_SHORT EXERCISE_
Search the entries below. Return every line that has "JSON" in it.

○ ○ ○ ○ ○ ○ ○

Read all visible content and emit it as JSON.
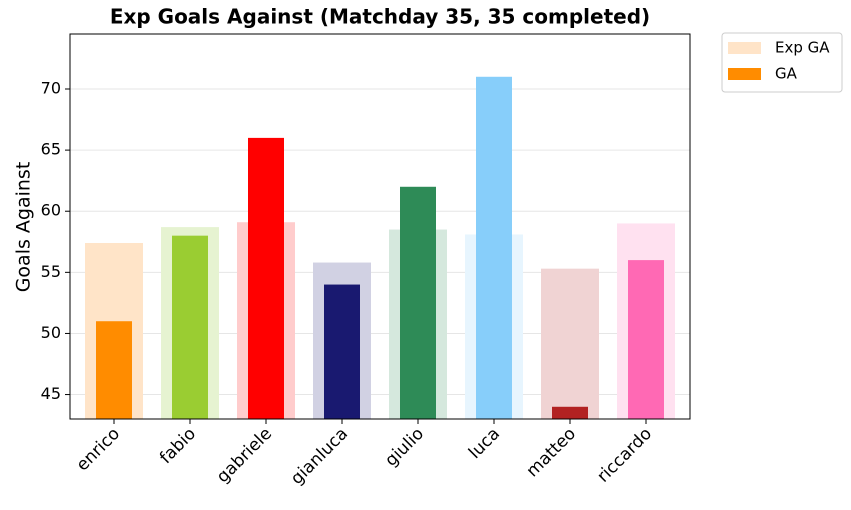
{
  "chart_data": {
    "type": "bar",
    "title": "Exp Goals Against (Matchday 35, 35 completed)",
    "y_label": "Goals Against",
    "categories": [
      "enrico",
      "fabio",
      "gabriele",
      "gianluca",
      "giulio",
      "luca",
      "matteo",
      "riccardo"
    ],
    "series": [
      {
        "name": "Exp GA",
        "color": "#ffe4c8",
        "colors": [
          "#ffe4c8",
          "#e6f3d1",
          "#ffcccc",
          "#d1d1e3",
          "#d5e8dd",
          "#e7f5fe",
          "#f0d3d3",
          "#ffe1f0"
        ],
        "values": [
          57.4,
          58.7,
          59.1,
          55.8,
          58.5,
          58.1,
          55.3,
          59.0
        ]
      },
      {
        "name": "GA",
        "color": "#ff8c00",
        "colors": [
          "#ff8c00",
          "#9acd32",
          "#ff0000",
          "#191970",
          "#2e8b57",
          "#87cefa",
          "#b22222",
          "#ff69b4"
        ],
        "values": [
          51,
          58,
          66,
          54,
          62,
          71,
          44,
          56
        ]
      }
    ],
    "ylim": [
      43,
      74.5
    ],
    "yticks": [
      45,
      50,
      55,
      60,
      65,
      70
    ],
    "grid": true,
    "legend": "outside upper right"
  }
}
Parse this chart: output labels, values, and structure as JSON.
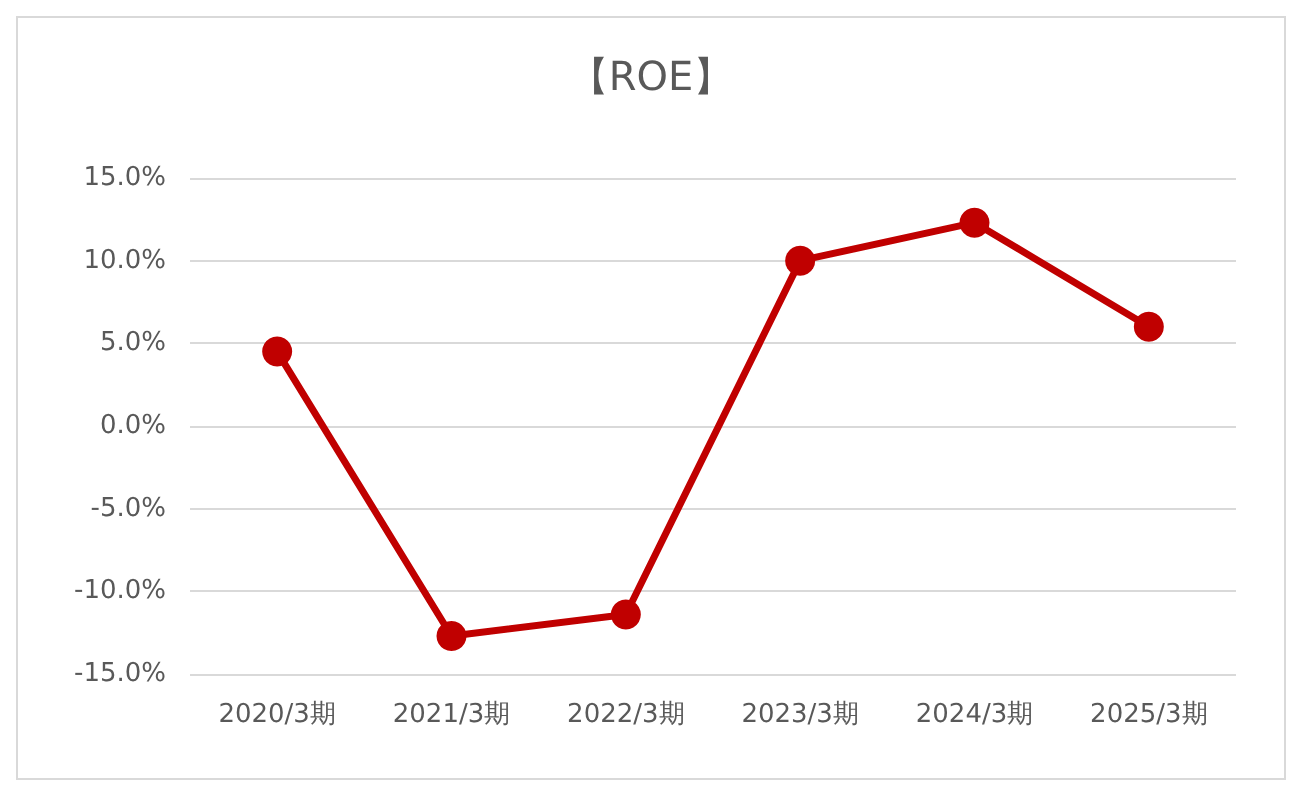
{
  "chart_data": {
    "type": "line",
    "title": "【ROE】",
    "categories": [
      "2020/3期",
      "2021/3期",
      "2022/3期",
      "2023/3期",
      "2024/3期",
      "2025/3期"
    ],
    "series": [
      {
        "color": "#c00000",
        "values": [
          4.5,
          -12.7,
          -11.4,
          10.0,
          12.3,
          6.0
        ]
      }
    ],
    "ylim": [
      -15,
      15
    ],
    "yticks": [
      {
        "value": -15,
        "label": "-15.0%"
      },
      {
        "value": -10,
        "label": "-10.0%"
      },
      {
        "value": -5,
        "label": "-5.0%"
      },
      {
        "value": 0,
        "label": "0.0%"
      },
      {
        "value": 5,
        "label": "5.0%"
      },
      {
        "value": 10,
        "label": "10.0%"
      },
      {
        "value": 15,
        "label": "15.0%"
      }
    ],
    "grid": "y",
    "marker": "circle",
    "line_style": "solid"
  }
}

○ ○ ○ ○ ○ ○ ○

_EXPECTED ANSWER_
Read all visible content and emit it as JSON.
Parse this chart: output labels, values, and structure as JSON.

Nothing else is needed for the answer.